**What to work on:** Reproduce the records below exactly as given.
|---|
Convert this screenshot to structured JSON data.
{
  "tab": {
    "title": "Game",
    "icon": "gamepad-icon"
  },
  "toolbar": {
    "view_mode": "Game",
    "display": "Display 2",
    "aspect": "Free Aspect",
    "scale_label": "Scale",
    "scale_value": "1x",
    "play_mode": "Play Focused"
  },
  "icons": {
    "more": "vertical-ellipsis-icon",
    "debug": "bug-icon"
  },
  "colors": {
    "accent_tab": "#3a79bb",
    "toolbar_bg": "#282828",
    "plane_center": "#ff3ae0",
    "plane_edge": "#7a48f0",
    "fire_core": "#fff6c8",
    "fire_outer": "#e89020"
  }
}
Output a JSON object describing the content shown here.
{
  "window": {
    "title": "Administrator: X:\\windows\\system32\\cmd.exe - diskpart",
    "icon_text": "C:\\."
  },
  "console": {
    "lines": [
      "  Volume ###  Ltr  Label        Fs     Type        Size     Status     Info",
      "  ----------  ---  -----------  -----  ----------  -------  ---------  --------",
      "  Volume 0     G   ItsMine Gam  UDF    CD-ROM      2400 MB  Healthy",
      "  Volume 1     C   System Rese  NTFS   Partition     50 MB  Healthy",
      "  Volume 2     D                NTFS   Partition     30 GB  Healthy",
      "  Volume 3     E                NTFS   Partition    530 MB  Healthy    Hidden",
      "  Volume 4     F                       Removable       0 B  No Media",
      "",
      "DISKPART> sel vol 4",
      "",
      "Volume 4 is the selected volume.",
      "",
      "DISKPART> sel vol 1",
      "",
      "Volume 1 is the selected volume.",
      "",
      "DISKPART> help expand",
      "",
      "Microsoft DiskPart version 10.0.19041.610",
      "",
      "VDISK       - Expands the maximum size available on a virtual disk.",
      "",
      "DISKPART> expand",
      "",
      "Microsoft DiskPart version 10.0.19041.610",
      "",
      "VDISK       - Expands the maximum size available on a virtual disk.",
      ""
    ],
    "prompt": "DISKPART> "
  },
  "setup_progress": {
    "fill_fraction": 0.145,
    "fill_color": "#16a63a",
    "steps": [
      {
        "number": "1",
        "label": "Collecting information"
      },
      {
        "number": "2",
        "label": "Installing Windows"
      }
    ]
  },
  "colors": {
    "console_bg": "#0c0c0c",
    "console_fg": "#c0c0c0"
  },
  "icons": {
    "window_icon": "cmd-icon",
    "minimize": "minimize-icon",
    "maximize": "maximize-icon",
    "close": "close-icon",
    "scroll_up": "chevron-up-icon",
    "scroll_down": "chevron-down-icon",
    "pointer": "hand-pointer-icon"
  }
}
|---|
**Complete response:**
Convert this screenshot to structured JSON data.
{
  "tab": {
    "title": "Game",
    "icon": "gamepad-icon"
  },
  "toolbar": {
    "view_mode": "Game",
    "display": "Display 2",
    "aspect": "Free Aspect",
    "scale_label": "Scale",
    "scale_value": "1x",
    "play_mode": "Play Focused"
  },
  "icons": {
    "more": "vertical-ellipsis-icon",
    "debug": "bug-icon"
  },
  "colors": {
    "accent_tab": "#3a79bb",
    "toolbar_bg": "#282828",
    "plane_center": "#ff3ae0",
    "plane_edge": "#7a48f0",
    "fire_core": "#fff6c8",
    "fire_outer": "#e89020"
  }
}
Output a JSON object describing the content shown here.
{
  "window": {
    "title": "Administrator: X:\\windows\\system32\\cmd.exe - diskpart",
    "icon_text": "C:\\."
  },
  "console": {
    "lines": [
      "  Volume ###  Ltr  Label        Fs     Type        Size     Status     Info",
      "  ----------  ---  -----------  -----  ----------  -------  ---------  --------",
      "  Volume 0     G   ItsMine Gam  UDF    CD-ROM      2400 MB  Healthy",
      "  Volume 1     C   System Rese  NTFS   Partition     50 MB  Healthy",
      "  Volume 2     D                NTFS   Partition     30 GB  Healthy",
      "  Volume 3     E                NTFS   Partition    530 MB  Healthy    Hidden",
      "  Volume 4     F                       Removable       0 B  No Media",
      "",
      "DISKPART> sel vol 4",
      "",
      "Volume 4 is the selected volume.",
      "",
      "DISKPART> sel vol 1",
      "",
      "Volume 1 is the selected volume.",
      "",
      "DISKPART> help expand",
      "",
      "Microsoft DiskPart version 10.0.19041.610",
      "",
      "VDISK       - Expands the maximum size available on a virtual disk.",
      "",
      "DISKPART> expand",
      "",
      "Microsoft DiskPart version 10.0.19041.610",
      "",
      "VDISK       - Expands the maximum size available on a virtual disk.",
      ""
    ],
    "prompt": "DISKPART> "
  },
  "setup_progress": {
    "fill_fraction": 0.145,
    "fill_color": "#16a63a",
    "steps": [
      {
        "number": "1",
        "label": "Collecting information"
      },
      {
        "number": "2",
        "label": "Installing Windows"
      }
    ]
  },
  "colors": {
    "console_bg": "#0c0c0c",
    "console_fg": "#c0c0c0"
  },
  "icons": {
    "window_icon": "cmd-icon",
    "minimize": "minimize-icon",
    "maximize": "maximize-icon",
    "close": "close-icon",
    "scroll_up": "chevron-up-icon",
    "scroll_down": "chevron-down-icon",
    "pointer": "hand-pointer-icon"
  }
}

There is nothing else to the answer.